_Requirement:_ Reproduce the records that follow in full, excluding any picture they contain.

Items listed in a dataset

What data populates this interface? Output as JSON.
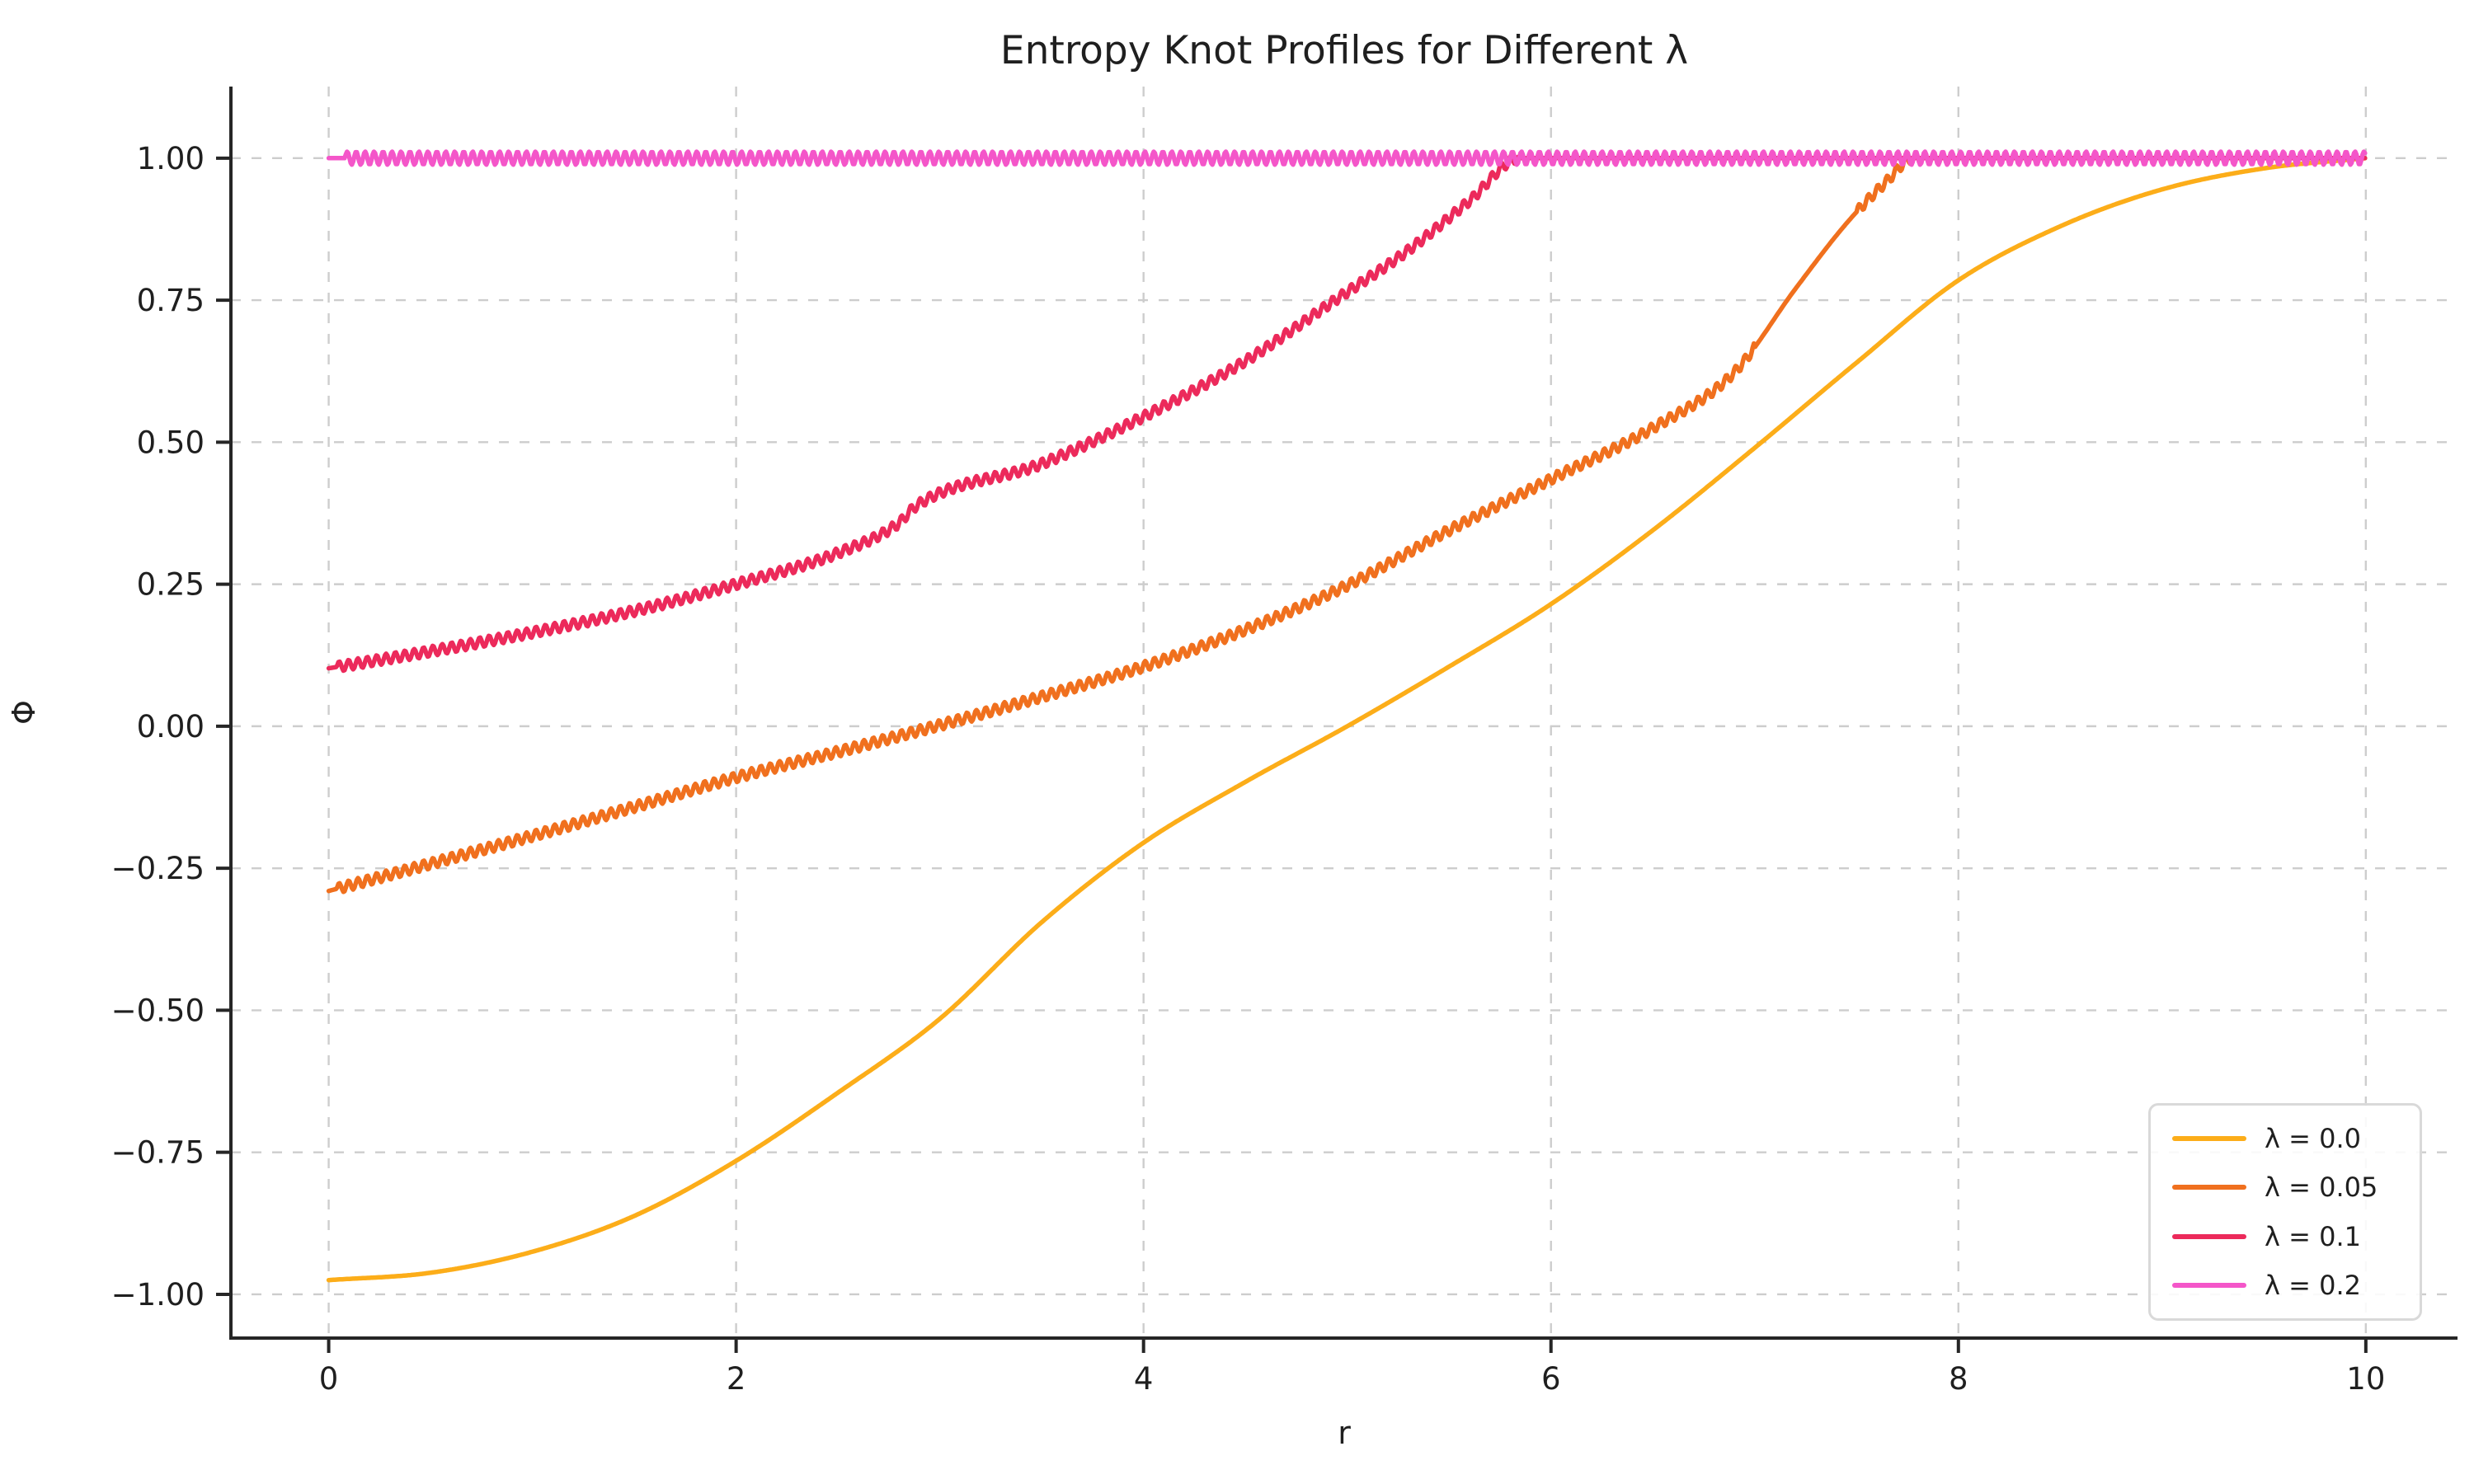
{
  "title": "Entropy Knot Profiles for Different λ",
  "chart_data": {
    "type": "line",
    "title": "Entropy Knot Profiles for Different λ",
    "xlabel": "r",
    "ylabel": "Φ",
    "xlim": [
      -0.48,
      10.45
    ],
    "ylim": [
      -1.077,
      1.126
    ],
    "x_ticks": [
      0,
      2,
      4,
      6,
      8,
      10
    ],
    "x_tick_labels": [
      "0",
      "2",
      "4",
      "6",
      "8",
      "10"
    ],
    "y_ticks": [
      1.0,
      0.75,
      0.5,
      0.25,
      0.0,
      -0.25,
      -0.5,
      -0.75,
      -1.0
    ],
    "y_tick_labels": [
      "1.00",
      "0.75",
      "0.50",
      "0.25",
      "0.00",
      "−0.25",
      "−0.50",
      "−0.75",
      "−1.00"
    ],
    "grid": {
      "visible": true,
      "style": "dashed",
      "color": "#cdcdcd"
    },
    "spine_color": "#262626",
    "text_color": "#1f1f1f",
    "legend_position": "lower right",
    "series": [
      {
        "label": "λ = 0.0",
        "color": "#FCAD19",
        "points": [
          [
            0,
            -0.975
          ],
          [
            0.5,
            -0.962
          ],
          [
            1,
            -0.925
          ],
          [
            1.5,
            -0.862
          ],
          [
            2,
            -0.765
          ],
          [
            2.5,
            -0.645
          ],
          [
            3,
            -0.515
          ],
          [
            3.5,
            -0.345
          ],
          [
            4,
            -0.205
          ],
          [
            4.5,
            -0.098
          ],
          [
            5,
            0.0
          ],
          [
            5.5,
            0.105
          ],
          [
            6,
            0.215
          ],
          [
            6.5,
            0.345
          ],
          [
            7,
            0.49
          ],
          [
            7.5,
            0.64
          ],
          [
            8,
            0.785
          ],
          [
            8.5,
            0.88
          ],
          [
            9,
            0.945
          ],
          [
            9.5,
            0.982
          ],
          [
            10,
            1.0
          ]
        ],
        "oscillation": null
      },
      {
        "label": "λ = 0.05",
        "color": "#F0701E",
        "points": [
          [
            0,
            -0.29
          ],
          [
            0.5,
            -0.242
          ],
          [
            1,
            -0.193
          ],
          [
            1.5,
            -0.142
          ],
          [
            2,
            -0.09
          ],
          [
            2.5,
            -0.045
          ],
          [
            3,
            0.002
          ],
          [
            3.5,
            0.052
          ],
          [
            4,
            0.105
          ],
          [
            4.5,
            0.17
          ],
          [
            5,
            0.248
          ],
          [
            5.5,
            0.345
          ],
          [
            6,
            0.435
          ],
          [
            6.5,
            0.525
          ],
          [
            6.9,
            0.623
          ],
          [
            7.2,
            0.77
          ],
          [
            7.45,
            0.885
          ],
          [
            7.65,
            0.96
          ],
          [
            7.78,
            1.0
          ],
          [
            10,
            1.0
          ]
        ],
        "oscillation": {
          "amplitude": 0.009,
          "period": 0.046,
          "ranges": [
            [
              0.04,
              7.0
            ],
            [
              7.5,
              7.78
            ]
          ]
        }
      },
      {
        "label": "λ = 0.1",
        "color": "#EC2A5B",
        "points": [
          [
            0,
            0.102
          ],
          [
            0.5,
            0.132
          ],
          [
            1,
            0.165
          ],
          [
            1.5,
            0.203
          ],
          [
            2,
            0.25
          ],
          [
            2.5,
            0.305
          ],
          [
            2.8,
            0.358
          ],
          [
            2.88,
            0.387
          ],
          [
            3.5,
            0.462
          ],
          [
            4,
            0.545
          ],
          [
            4.5,
            0.643
          ],
          [
            4.94,
            0.75
          ],
          [
            5.3,
            0.838
          ],
          [
            5.6,
            0.925
          ],
          [
            5.85,
            1.0
          ],
          [
            10,
            1.0
          ]
        ],
        "oscillation": {
          "amplitude": 0.009,
          "period": 0.046,
          "ranges": [
            [
              0.04,
              5.84
            ]
          ]
        }
      },
      {
        "label": "λ = 0.2",
        "color": "#F456C9",
        "points": [
          [
            0,
            1.0
          ],
          [
            10,
            1.0
          ]
        ],
        "oscillation": {
          "amplitude": 0.0115,
          "period": 0.044,
          "ranges": [
            [
              0.08,
              10
            ]
          ]
        }
      }
    ]
  }
}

_Full answer:_
What data populates this interface? Output as JSON.
{
  "title": "Entropy Knot Profiles for Different λ",
  "chart_data": {
    "type": "line",
    "title": "Entropy Knot Profiles for Different λ",
    "xlabel": "r",
    "ylabel": "Φ",
    "xlim": [
      -0.48,
      10.45
    ],
    "ylim": [
      -1.077,
      1.126
    ],
    "x_ticks": [
      0,
      2,
      4,
      6,
      8,
      10
    ],
    "x_tick_labels": [
      "0",
      "2",
      "4",
      "6",
      "8",
      "10"
    ],
    "y_ticks": [
      1.0,
      0.75,
      0.5,
      0.25,
      0.0,
      -0.25,
      -0.5,
      -0.75,
      -1.0
    ],
    "y_tick_labels": [
      "1.00",
      "0.75",
      "0.50",
      "0.25",
      "0.00",
      "−0.25",
      "−0.50",
      "−0.75",
      "−1.00"
    ],
    "grid": {
      "visible": true,
      "style": "dashed",
      "color": "#cdcdcd"
    },
    "spine_color": "#262626",
    "text_color": "#1f1f1f",
    "legend_position": "lower right",
    "series": [
      {
        "label": "λ = 0.0",
        "color": "#FCAD19",
        "points": [
          [
            0,
            -0.975
          ],
          [
            0.5,
            -0.962
          ],
          [
            1,
            -0.925
          ],
          [
            1.5,
            -0.862
          ],
          [
            2,
            -0.765
          ],
          [
            2.5,
            -0.645
          ],
          [
            3,
            -0.515
          ],
          [
            3.5,
            -0.345
          ],
          [
            4,
            -0.205
          ],
          [
            4.5,
            -0.098
          ],
          [
            5,
            0.0
          ],
          [
            5.5,
            0.105
          ],
          [
            6,
            0.215
          ],
          [
            6.5,
            0.345
          ],
          [
            7,
            0.49
          ],
          [
            7.5,
            0.64
          ],
          [
            8,
            0.785
          ],
          [
            8.5,
            0.88
          ],
          [
            9,
            0.945
          ],
          [
            9.5,
            0.982
          ],
          [
            10,
            1.0
          ]
        ],
        "oscillation": null
      },
      {
        "label": "λ = 0.05",
        "color": "#F0701E",
        "points": [
          [
            0,
            -0.29
          ],
          [
            0.5,
            -0.242
          ],
          [
            1,
            -0.193
          ],
          [
            1.5,
            -0.142
          ],
          [
            2,
            -0.09
          ],
          [
            2.5,
            -0.045
          ],
          [
            3,
            0.002
          ],
          [
            3.5,
            0.052
          ],
          [
            4,
            0.105
          ],
          [
            4.5,
            0.17
          ],
          [
            5,
            0.248
          ],
          [
            5.5,
            0.345
          ],
          [
            6,
            0.435
          ],
          [
            6.5,
            0.525
          ],
          [
            6.9,
            0.623
          ],
          [
            7.2,
            0.77
          ],
          [
            7.45,
            0.885
          ],
          [
            7.65,
            0.96
          ],
          [
            7.78,
            1.0
          ],
          [
            10,
            1.0
          ]
        ],
        "oscillation": {
          "amplitude": 0.009,
          "period": 0.046,
          "ranges": [
            [
              0.04,
              7.0
            ],
            [
              7.5,
              7.78
            ]
          ]
        }
      },
      {
        "label": "λ = 0.1",
        "color": "#EC2A5B",
        "points": [
          [
            0,
            0.102
          ],
          [
            0.5,
            0.132
          ],
          [
            1,
            0.165
          ],
          [
            1.5,
            0.203
          ],
          [
            2,
            0.25
          ],
          [
            2.5,
            0.305
          ],
          [
            2.8,
            0.358
          ],
          [
            2.88,
            0.387
          ],
          [
            3.5,
            0.462
          ],
          [
            4,
            0.545
          ],
          [
            4.5,
            0.643
          ],
          [
            4.94,
            0.75
          ],
          [
            5.3,
            0.838
          ],
          [
            5.6,
            0.925
          ],
          [
            5.85,
            1.0
          ],
          [
            10,
            1.0
          ]
        ],
        "oscillation": {
          "amplitude": 0.009,
          "period": 0.046,
          "ranges": [
            [
              0.04,
              5.84
            ]
          ]
        }
      },
      {
        "label": "λ = 0.2",
        "color": "#F456C9",
        "points": [
          [
            0,
            1.0
          ],
          [
            10,
            1.0
          ]
        ],
        "oscillation": {
          "amplitude": 0.0115,
          "period": 0.044,
          "ranges": [
            [
              0.08,
              10
            ]
          ]
        }
      }
    ]
  }
}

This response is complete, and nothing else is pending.